━━━━━ The records
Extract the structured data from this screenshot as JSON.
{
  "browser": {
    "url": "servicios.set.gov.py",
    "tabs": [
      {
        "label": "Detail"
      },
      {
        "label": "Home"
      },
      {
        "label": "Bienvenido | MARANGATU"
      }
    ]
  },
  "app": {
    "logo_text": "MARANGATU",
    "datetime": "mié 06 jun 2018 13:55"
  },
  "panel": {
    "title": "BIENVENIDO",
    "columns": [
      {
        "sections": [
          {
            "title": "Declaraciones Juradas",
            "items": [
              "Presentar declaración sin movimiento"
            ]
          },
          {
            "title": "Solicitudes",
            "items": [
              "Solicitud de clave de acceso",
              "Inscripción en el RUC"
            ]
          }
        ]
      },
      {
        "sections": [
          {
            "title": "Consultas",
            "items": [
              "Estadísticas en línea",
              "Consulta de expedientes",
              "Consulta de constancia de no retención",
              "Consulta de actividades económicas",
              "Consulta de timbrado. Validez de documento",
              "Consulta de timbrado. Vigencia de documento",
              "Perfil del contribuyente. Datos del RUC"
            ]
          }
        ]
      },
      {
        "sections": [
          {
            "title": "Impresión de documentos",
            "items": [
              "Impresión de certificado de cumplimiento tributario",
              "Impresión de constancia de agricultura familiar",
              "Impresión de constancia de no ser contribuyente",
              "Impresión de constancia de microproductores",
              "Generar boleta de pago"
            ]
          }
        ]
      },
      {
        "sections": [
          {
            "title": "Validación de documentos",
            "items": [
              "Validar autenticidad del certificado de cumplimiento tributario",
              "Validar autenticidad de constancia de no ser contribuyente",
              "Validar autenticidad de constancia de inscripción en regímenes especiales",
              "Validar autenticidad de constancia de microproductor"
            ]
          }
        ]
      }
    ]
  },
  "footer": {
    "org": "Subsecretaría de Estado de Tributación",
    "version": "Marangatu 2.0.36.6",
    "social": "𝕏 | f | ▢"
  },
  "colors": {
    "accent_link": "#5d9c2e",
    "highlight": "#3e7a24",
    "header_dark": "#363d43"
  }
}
━━━━━━━━━━
- Goal of the exercise
Produce a verbatim transcription of the entries above.

- Result of this exercise
Extract the structured data from this screenshot as JSON.
{
  "browser": {
    "url": "servicios.set.gov.py",
    "tabs": [
      {
        "label": "Detail"
      },
      {
        "label": "Home"
      },
      {
        "label": "Bienvenido | MARANGATU"
      }
    ]
  },
  "app": {
    "logo_text": "MARANGATU",
    "datetime": "mié 06 jun 2018 13:55"
  },
  "panel": {
    "title": "BIENVENIDO",
    "columns": [
      {
        "sections": [
          {
            "title": "Declaraciones Juradas",
            "items": [
              "Presentar declaración sin movimiento"
            ]
          },
          {
            "title": "Solicitudes",
            "items": [
              "Solicitud de clave de acceso",
              "Inscripción en el RUC"
            ]
          }
        ]
      },
      {
        "sections": [
          {
            "title": "Consultas",
            "items": [
              "Estadísticas en línea",
              "Consulta de expedientes",
              "Consulta de constancia de no retención",
              "Consulta de actividades económicas",
              "Consulta de timbrado. Validez de documento",
              "Consulta de timbrado. Vigencia de documento",
              "Perfil del contribuyente. Datos del RUC"
            ]
          }
        ]
      },
      {
        "sections": [
          {
            "title": "Impresión de documentos",
            "items": [
              "Impresión de certificado de cumplimiento tributario",
              "Impresión de constancia de agricultura familiar",
              "Impresión de constancia de no ser contribuyente",
              "Impresión de constancia de microproductores",
              "Generar boleta de pago"
            ]
          }
        ]
      },
      {
        "sections": [
          {
            "title": "Validación de documentos",
            "items": [
              "Validar autenticidad del certificado de cumplimiento tributario",
              "Validar autenticidad de constancia de no ser contribuyente",
              "Validar autenticidad de constancia de inscripción en regímenes especiales",
              "Validar autenticidad de constancia de microproductor"
            ]
          }
        ]
      }
    ]
  },
  "footer": {
    "org": "Subsecretaría de Estado de Tributación",
    "version": "Marangatu 2.0.36.6",
    "social": "𝕏 | f | ▢"
  },
  "colors": {
    "accent_link": "#5d9c2e",
    "highlight": "#3e7a24",
    "header_dark": "#363d43"
  }
}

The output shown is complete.